» Stated goal: State only how many lines contain the string "właściwy".
>>>
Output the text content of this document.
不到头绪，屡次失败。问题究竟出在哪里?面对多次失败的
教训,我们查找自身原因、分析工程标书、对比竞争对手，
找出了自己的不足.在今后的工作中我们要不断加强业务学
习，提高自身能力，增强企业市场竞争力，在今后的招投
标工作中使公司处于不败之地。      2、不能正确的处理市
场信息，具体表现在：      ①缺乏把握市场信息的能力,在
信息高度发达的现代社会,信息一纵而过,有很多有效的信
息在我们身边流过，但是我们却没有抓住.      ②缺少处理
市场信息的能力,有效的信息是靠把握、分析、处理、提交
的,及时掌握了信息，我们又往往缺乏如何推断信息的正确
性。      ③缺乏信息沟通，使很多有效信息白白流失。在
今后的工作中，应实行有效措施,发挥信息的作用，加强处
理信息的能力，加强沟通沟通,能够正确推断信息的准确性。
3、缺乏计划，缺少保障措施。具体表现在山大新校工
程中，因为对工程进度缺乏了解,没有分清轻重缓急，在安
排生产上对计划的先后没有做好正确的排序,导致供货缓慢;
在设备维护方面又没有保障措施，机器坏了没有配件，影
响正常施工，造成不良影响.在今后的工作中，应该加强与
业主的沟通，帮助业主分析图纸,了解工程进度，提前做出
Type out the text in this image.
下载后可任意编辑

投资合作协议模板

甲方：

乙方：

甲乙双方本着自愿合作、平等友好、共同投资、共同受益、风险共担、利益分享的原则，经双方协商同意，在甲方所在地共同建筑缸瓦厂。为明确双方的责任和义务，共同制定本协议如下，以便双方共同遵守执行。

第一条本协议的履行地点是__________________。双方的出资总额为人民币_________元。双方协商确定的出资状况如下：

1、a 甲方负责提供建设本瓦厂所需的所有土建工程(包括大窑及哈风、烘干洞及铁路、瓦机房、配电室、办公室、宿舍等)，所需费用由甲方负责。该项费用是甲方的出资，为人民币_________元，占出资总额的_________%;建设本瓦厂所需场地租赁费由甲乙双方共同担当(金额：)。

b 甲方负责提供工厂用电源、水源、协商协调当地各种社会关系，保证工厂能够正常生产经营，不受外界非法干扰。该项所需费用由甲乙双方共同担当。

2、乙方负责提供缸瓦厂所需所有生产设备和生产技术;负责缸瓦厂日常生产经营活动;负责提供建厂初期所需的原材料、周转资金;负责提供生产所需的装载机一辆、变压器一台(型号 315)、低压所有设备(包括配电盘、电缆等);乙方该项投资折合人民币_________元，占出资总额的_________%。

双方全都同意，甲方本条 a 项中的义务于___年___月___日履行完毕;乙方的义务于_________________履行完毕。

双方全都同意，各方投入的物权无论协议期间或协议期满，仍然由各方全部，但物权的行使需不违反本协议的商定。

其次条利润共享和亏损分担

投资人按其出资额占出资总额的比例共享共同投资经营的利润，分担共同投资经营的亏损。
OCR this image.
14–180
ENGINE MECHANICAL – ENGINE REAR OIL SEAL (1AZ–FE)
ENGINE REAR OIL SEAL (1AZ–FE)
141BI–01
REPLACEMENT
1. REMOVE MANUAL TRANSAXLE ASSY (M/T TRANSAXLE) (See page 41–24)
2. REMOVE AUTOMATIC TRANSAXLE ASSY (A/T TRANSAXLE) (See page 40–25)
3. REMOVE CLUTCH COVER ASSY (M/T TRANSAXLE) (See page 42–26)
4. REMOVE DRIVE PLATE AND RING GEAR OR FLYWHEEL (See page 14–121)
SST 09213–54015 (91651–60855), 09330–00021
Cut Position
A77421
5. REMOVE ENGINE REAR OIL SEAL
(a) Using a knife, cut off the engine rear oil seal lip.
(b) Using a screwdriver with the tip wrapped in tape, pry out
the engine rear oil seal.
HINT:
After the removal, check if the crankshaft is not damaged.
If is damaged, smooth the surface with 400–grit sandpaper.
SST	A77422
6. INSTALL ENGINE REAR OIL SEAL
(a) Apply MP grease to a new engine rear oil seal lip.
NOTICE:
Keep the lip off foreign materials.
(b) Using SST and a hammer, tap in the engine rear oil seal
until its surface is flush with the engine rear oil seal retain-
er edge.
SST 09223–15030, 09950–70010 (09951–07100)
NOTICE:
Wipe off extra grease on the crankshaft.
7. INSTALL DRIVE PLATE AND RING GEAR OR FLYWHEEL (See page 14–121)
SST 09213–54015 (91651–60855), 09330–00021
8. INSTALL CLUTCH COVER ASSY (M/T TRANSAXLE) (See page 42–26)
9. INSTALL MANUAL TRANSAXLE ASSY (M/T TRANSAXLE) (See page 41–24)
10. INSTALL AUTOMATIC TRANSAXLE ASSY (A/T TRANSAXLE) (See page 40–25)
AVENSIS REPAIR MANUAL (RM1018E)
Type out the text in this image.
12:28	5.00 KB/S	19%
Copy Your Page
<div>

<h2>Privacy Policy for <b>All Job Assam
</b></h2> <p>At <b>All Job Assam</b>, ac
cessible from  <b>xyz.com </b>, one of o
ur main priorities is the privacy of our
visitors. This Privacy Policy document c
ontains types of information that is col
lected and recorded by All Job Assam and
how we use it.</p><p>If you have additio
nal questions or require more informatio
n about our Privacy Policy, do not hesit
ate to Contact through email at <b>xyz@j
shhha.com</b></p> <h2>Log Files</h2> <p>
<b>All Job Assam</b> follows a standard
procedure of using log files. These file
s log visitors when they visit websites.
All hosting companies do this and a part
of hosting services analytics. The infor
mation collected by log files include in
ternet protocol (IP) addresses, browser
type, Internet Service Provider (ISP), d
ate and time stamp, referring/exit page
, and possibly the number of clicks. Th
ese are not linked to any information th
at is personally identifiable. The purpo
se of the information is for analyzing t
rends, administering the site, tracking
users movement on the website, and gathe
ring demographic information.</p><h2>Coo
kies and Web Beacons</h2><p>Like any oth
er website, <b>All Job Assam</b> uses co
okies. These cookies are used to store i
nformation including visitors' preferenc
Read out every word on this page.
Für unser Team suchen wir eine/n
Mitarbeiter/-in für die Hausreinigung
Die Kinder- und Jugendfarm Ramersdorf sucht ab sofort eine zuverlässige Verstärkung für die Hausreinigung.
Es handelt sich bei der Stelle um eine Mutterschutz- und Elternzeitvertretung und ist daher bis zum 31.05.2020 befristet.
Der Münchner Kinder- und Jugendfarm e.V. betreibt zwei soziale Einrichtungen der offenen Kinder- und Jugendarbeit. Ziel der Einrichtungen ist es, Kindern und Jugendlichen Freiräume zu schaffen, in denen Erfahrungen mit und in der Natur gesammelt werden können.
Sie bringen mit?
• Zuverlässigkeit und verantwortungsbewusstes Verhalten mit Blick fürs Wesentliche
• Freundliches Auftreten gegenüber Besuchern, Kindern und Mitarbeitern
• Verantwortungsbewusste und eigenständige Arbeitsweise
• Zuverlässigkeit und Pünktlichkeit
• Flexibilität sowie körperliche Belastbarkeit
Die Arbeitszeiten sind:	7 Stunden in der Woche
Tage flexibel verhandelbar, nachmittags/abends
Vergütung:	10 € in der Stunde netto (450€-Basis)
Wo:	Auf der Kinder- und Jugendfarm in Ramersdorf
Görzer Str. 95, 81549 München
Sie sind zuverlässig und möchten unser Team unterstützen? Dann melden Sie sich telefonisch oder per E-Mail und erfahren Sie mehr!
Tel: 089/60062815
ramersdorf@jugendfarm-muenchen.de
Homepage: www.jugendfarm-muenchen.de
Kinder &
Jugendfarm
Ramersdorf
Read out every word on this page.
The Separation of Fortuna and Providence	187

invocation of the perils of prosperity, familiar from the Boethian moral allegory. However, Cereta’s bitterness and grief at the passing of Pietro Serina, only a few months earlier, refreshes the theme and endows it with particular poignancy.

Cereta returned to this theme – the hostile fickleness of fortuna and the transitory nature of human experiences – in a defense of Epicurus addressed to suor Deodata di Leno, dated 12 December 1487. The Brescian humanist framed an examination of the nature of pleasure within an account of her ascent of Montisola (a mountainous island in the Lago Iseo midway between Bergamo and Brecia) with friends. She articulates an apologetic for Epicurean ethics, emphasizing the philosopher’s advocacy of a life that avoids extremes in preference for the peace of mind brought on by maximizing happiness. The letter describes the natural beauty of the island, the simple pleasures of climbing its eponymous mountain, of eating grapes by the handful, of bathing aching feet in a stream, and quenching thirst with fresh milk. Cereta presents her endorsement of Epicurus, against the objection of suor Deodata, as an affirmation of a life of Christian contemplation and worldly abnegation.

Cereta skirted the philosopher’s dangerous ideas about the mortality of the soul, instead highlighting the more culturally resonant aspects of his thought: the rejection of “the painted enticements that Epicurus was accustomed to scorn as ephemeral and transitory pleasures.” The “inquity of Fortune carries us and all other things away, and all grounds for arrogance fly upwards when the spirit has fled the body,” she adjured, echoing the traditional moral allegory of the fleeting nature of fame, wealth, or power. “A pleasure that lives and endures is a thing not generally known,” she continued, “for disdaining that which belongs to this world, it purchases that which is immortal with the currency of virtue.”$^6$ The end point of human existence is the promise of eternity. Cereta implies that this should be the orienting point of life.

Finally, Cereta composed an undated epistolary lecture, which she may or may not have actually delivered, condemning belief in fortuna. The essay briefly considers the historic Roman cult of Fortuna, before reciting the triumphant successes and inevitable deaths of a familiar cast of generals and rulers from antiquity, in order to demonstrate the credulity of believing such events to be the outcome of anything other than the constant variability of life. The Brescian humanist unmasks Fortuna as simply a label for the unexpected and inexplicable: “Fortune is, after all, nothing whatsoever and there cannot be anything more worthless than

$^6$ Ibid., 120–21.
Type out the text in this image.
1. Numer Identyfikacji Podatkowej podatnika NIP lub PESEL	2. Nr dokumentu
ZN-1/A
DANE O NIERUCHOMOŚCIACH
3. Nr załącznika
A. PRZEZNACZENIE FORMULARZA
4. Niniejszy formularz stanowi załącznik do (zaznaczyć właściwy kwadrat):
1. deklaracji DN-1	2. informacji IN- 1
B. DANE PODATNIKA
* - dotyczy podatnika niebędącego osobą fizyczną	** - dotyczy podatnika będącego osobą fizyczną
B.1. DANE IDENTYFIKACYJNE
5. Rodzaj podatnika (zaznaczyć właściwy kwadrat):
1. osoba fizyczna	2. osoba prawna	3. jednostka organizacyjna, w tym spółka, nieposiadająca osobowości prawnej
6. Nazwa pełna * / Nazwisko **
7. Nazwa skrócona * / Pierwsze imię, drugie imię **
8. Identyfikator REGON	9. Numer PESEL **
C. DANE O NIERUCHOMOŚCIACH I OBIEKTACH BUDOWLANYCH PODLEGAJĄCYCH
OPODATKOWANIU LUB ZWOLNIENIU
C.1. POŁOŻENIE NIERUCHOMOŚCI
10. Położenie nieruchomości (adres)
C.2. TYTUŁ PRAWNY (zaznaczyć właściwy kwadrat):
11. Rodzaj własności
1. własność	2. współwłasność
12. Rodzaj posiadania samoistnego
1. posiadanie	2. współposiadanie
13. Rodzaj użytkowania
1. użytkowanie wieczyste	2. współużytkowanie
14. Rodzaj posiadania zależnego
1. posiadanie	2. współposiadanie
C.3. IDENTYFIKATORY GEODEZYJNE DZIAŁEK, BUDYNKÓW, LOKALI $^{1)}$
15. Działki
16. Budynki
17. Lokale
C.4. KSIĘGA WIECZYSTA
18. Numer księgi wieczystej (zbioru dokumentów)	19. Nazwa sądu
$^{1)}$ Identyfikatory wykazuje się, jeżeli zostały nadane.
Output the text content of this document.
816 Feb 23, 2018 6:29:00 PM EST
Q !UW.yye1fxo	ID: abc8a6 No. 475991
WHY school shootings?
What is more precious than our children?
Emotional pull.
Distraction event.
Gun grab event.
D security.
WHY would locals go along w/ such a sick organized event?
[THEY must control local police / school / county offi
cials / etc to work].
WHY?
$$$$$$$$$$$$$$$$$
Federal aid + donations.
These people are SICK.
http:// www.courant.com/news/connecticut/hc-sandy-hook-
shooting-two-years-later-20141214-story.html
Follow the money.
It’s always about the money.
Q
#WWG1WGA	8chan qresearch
<<<
» Answer to this task: 3